[Instructions for the task]
Find "What text is on this page?" in the data below; transcribe the line it appears on and each line after it, exactly, to the end, and nothing else.

[Entries supplied]
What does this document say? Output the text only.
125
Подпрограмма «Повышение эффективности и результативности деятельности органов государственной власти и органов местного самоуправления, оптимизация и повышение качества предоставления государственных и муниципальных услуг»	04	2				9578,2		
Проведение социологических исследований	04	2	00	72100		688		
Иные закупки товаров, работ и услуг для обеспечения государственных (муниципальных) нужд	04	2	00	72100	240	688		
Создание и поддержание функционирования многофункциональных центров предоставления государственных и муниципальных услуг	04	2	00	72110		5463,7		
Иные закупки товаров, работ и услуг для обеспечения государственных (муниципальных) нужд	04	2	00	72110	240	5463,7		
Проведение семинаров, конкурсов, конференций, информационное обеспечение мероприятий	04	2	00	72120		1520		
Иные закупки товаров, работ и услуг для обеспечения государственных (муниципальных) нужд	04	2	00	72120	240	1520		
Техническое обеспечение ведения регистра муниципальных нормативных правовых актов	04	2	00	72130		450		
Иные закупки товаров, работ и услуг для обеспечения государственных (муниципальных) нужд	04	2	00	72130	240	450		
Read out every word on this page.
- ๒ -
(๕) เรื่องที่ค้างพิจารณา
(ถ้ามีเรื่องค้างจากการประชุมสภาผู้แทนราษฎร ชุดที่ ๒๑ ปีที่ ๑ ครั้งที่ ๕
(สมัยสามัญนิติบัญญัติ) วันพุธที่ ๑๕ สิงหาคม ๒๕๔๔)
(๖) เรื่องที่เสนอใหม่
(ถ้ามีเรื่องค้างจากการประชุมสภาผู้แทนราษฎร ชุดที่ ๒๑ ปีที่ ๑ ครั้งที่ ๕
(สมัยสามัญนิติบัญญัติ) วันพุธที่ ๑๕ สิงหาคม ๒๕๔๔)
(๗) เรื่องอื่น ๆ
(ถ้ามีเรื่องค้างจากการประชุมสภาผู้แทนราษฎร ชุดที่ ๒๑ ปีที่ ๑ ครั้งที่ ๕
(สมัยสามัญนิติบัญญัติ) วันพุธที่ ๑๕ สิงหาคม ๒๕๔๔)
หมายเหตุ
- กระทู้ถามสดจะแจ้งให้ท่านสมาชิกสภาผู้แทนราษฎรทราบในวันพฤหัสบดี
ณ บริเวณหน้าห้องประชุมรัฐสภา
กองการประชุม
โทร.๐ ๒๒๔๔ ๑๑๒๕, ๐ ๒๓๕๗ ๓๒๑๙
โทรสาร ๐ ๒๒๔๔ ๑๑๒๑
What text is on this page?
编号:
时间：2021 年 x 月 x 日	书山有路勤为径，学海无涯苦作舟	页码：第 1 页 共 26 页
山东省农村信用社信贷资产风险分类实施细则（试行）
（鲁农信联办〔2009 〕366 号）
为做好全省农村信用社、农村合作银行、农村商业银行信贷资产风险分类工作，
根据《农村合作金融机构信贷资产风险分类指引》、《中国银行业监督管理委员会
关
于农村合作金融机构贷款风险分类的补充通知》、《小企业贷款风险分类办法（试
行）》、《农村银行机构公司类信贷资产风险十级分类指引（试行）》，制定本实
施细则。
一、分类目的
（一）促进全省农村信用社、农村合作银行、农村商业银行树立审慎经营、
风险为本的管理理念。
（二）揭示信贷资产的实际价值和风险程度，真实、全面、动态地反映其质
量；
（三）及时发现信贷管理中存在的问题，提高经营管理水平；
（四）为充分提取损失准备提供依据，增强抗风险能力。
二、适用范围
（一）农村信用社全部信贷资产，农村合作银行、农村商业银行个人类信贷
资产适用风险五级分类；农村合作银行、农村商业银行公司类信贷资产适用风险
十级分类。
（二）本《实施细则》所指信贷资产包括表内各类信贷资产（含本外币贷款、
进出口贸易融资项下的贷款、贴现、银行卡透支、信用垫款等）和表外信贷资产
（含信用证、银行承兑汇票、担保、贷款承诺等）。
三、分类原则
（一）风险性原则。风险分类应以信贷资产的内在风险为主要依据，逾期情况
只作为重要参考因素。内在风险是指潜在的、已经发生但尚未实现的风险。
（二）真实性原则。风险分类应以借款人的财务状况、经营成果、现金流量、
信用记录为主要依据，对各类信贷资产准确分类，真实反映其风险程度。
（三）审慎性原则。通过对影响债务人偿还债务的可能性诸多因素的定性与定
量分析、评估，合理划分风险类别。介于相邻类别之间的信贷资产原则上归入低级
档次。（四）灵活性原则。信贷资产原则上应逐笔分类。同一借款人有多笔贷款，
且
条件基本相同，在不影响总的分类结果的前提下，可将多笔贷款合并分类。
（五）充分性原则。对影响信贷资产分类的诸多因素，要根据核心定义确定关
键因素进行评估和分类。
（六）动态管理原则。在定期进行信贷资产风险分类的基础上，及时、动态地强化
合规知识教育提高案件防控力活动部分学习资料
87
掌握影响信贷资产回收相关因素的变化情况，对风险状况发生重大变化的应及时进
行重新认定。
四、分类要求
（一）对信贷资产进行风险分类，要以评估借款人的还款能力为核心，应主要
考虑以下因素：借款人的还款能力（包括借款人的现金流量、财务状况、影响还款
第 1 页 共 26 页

[Result of the exercise]
What text is on this page?
编号:
时间：2021 年 x 月 x 日	书山有路勤为径，学海无涯苦作舟	页码：第 1 页 共 26 页
山东省农村信用社信贷资产风险分类实施细则（试行）
（鲁农信联办〔2009 〕366 号）
为做好全省农村信用社、农村合作银行、农村商业银行信贷资产风险分类工作，
根据《农村合作金融机构信贷资产风险分类指引》、《中国银行业监督管理委员会
关
于农村合作金融机构贷款风险分类的补充通知》、《小企业贷款风险分类办法（试
行）》、《农村银行机构公司类信贷资产风险十级分类指引（试行）》，制定本实
施细则。
一、分类目的
（一）促进全省农村信用社、农村合作银行、农村商业银行树立审慎经营、
风险为本的管理理念。
（二）揭示信贷资产的实际价值和风险程度，真实、全面、动态地反映其质
量；
（三）及时发现信贷管理中存在的问题，提高经营管理水平；
（四）为充分提取损失准备提供依据，增强抗风险能力。
二、适用范围
（一）农村信用社全部信贷资产，农村合作银行、农村商业银行个人类信贷
资产适用风险五级分类；农村合作银行、农村商业银行公司类信贷资产适用风险
十级分类。
（二）本《实施细则》所指信贷资产包括表内各类信贷资产（含本外币贷款、
进出口贸易融资项下的贷款、贴现、银行卡透支、信用垫款等）和表外信贷资产
（含信用证、银行承兑汇票、担保、贷款承诺等）。
三、分类原则
（一）风险性原则。风险分类应以信贷资产的内在风险为主要依据，逾期情况
只作为重要参考因素。内在风险是指潜在的、已经发生但尚未实现的风险。
（二）真实性原则。风险分类应以借款人的财务状况、经营成果、现金流量、
信用记录为主要依据，对各类信贷资产准确分类，真实反映其风险程度。
（三）审慎性原则。通过对影响债务人偿还债务的可能性诸多因素的定性与定
量分析、评估，合理划分风险类别。介于相邻类别之间的信贷资产原则上归入低级
档次。（四）灵活性原则。信贷资产原则上应逐笔分类。同一借款人有多笔贷款，
且
条件基本相同，在不影响总的分类结果的前提下，可将多笔贷款合并分类。
（五）充分性原则。对影响信贷资产分类的诸多因素，要根据核心定义确定关
键因素进行评估和分类。
（六）动态管理原则。在定期进行信贷资产风险分类的基础上，及时、动态地强化
合规知识教育提高案件防控力活动部分学习资料
87
掌握影响信贷资产回收相关因素的变化情况，对风险状况发生重大变化的应及时进
行重新认定。
四、分类要求
（一）对信贷资产进行风险分类，要以评估借款人的还款能力为核心，应主要
考虑以下因素：借款人的还款能力（包括借款人的现金流量、财务状况、影响还款
第 1 页 共 26 页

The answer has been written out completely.